** start of Records shown **

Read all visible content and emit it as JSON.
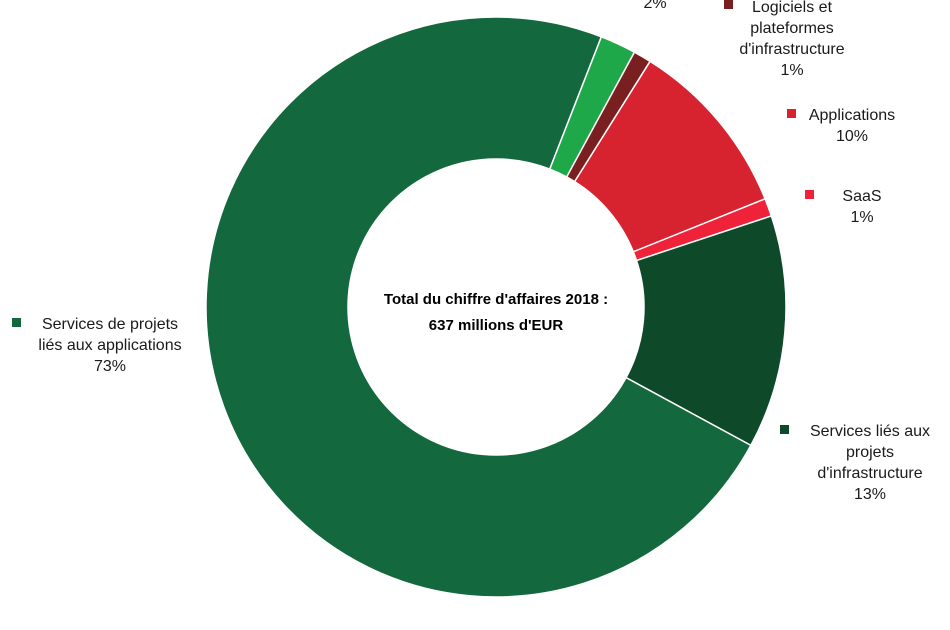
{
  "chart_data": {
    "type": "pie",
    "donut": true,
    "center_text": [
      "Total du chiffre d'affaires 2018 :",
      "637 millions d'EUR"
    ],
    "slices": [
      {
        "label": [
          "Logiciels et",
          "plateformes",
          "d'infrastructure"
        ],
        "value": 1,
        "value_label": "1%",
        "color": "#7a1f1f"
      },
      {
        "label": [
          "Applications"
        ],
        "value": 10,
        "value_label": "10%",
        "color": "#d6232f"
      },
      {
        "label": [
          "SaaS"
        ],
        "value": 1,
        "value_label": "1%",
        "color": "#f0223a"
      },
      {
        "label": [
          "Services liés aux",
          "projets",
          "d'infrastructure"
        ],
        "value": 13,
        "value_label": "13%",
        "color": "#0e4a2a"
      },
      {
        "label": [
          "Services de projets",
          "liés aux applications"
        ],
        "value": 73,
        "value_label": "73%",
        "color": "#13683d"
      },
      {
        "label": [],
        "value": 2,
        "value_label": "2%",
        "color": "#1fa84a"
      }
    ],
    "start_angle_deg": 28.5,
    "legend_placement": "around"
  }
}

** end of Records shown **

Task objective ->
Repeat the records word for word. Any picture in them should be left out.

Result for this task ->
Read all visible content and emit it as JSON.
{
  "chart_data": {
    "type": "pie",
    "donut": true,
    "center_text": [
      "Total du chiffre d'affaires 2018 :",
      "637 millions d'EUR"
    ],
    "slices": [
      {
        "label": [
          "Logiciels et",
          "plateformes",
          "d'infrastructure"
        ],
        "value": 1,
        "value_label": "1%",
        "color": "#7a1f1f"
      },
      {
        "label": [
          "Applications"
        ],
        "value": 10,
        "value_label": "10%",
        "color": "#d6232f"
      },
      {
        "label": [
          "SaaS"
        ],
        "value": 1,
        "value_label": "1%",
        "color": "#f0223a"
      },
      {
        "label": [
          "Services liés aux",
          "projets",
          "d'infrastructure"
        ],
        "value": 13,
        "value_label": "13%",
        "color": "#0e4a2a"
      },
      {
        "label": [
          "Services de projets",
          "liés aux applications"
        ],
        "value": 73,
        "value_label": "73%",
        "color": "#13683d"
      },
      {
        "label": [],
        "value": 2,
        "value_label": "2%",
        "color": "#1fa84a"
      }
    ],
    "start_angle_deg": 28.5,
    "legend_placement": "around"
  }
}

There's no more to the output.